### Entries provided

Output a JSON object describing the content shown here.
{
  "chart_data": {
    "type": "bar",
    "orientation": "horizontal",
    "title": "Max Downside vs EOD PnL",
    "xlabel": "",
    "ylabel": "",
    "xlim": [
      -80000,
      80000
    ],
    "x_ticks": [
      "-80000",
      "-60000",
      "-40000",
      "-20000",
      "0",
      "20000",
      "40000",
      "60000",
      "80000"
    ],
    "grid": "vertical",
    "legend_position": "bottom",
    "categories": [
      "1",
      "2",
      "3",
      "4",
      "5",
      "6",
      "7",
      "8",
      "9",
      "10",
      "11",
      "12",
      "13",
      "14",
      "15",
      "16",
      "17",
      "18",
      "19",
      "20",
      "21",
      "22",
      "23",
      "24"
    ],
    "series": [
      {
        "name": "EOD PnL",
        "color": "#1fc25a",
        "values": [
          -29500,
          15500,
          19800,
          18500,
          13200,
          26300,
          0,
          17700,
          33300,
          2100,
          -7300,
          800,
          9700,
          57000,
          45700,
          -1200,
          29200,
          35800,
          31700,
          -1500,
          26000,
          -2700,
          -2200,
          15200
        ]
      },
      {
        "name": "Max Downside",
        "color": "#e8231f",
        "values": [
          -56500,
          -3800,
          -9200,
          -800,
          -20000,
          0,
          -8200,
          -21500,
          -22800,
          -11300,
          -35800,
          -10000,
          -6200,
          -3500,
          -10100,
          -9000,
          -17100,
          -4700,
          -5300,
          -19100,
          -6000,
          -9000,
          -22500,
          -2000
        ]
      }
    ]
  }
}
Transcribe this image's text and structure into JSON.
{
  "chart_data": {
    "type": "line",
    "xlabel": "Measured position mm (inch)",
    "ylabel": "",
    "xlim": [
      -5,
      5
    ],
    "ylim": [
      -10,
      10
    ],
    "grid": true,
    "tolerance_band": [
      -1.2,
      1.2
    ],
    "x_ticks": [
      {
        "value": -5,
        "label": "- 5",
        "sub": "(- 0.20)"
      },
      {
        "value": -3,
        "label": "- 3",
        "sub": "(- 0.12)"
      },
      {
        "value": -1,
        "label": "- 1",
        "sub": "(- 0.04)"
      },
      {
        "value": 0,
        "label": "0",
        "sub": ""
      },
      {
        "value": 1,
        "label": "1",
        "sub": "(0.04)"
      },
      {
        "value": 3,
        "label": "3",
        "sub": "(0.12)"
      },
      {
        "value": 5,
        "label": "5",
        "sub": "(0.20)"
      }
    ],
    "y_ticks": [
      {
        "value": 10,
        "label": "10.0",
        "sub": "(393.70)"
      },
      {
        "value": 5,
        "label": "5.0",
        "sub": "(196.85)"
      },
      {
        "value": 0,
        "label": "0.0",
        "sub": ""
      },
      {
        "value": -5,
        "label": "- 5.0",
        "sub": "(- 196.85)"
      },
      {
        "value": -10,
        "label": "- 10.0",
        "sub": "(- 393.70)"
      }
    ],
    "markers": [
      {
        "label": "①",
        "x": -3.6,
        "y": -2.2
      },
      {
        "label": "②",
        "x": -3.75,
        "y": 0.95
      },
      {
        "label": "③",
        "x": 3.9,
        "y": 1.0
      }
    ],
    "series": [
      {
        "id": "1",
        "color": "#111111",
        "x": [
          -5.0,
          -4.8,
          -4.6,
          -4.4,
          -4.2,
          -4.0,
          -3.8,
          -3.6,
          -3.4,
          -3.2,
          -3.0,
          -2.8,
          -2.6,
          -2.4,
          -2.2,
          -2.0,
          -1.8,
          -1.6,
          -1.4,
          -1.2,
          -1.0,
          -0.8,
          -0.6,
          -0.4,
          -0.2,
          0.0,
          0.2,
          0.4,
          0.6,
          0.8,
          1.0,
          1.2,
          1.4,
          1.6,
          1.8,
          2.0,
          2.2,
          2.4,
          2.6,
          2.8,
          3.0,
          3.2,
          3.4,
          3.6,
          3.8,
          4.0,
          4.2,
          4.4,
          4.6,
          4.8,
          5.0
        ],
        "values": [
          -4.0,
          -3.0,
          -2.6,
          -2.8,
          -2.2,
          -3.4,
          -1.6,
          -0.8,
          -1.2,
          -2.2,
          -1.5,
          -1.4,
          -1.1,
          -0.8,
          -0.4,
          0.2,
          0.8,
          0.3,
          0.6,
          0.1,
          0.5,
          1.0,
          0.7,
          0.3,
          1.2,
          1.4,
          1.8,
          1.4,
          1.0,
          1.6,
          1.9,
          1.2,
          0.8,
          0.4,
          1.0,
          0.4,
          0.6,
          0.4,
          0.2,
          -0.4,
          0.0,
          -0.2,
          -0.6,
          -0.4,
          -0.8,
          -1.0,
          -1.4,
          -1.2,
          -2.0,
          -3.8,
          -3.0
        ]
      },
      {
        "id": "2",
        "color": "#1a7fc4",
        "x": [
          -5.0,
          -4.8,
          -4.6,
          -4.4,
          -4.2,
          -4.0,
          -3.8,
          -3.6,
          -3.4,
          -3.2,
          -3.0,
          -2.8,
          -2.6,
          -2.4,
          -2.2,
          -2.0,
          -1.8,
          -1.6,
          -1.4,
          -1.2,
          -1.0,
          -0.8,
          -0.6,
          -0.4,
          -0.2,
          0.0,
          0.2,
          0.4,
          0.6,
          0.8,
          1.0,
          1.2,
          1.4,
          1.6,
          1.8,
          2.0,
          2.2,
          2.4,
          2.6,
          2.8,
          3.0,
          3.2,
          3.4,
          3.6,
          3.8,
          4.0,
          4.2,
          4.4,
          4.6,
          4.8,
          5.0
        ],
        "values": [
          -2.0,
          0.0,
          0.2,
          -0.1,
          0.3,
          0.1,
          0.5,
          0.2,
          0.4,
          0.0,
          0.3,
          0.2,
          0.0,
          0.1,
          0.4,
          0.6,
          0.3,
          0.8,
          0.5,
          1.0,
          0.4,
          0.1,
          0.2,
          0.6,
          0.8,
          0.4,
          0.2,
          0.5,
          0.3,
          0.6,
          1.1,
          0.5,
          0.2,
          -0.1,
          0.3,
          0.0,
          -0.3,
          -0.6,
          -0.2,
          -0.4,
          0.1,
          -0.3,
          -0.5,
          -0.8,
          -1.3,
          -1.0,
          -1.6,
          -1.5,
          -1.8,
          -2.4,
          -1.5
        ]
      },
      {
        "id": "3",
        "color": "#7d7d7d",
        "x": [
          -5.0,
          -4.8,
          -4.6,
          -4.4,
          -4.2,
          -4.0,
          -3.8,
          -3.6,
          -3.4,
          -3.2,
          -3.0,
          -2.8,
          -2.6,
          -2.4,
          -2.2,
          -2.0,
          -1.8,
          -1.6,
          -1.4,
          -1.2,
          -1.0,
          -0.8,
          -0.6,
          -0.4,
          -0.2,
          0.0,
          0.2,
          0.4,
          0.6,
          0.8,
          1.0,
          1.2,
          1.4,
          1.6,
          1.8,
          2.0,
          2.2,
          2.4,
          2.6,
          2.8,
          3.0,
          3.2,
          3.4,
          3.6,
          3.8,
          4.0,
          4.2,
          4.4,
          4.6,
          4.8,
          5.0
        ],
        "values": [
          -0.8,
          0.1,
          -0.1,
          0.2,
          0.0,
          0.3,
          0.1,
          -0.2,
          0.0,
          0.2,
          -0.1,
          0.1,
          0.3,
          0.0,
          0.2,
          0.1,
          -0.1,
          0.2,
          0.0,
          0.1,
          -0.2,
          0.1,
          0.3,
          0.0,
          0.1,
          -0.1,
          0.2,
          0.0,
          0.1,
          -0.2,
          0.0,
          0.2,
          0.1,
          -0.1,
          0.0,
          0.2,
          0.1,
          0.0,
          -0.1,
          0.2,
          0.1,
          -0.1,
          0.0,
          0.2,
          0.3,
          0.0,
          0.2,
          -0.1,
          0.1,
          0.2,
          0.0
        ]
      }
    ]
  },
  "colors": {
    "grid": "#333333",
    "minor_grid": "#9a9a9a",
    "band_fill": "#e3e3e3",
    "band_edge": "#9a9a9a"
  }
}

######

** Work instructions **
Copy every line of the records above that holds the word "Downside".

** Task answer **
    "title": "Max Downside vs EOD PnL",
        "name": "Max Downside",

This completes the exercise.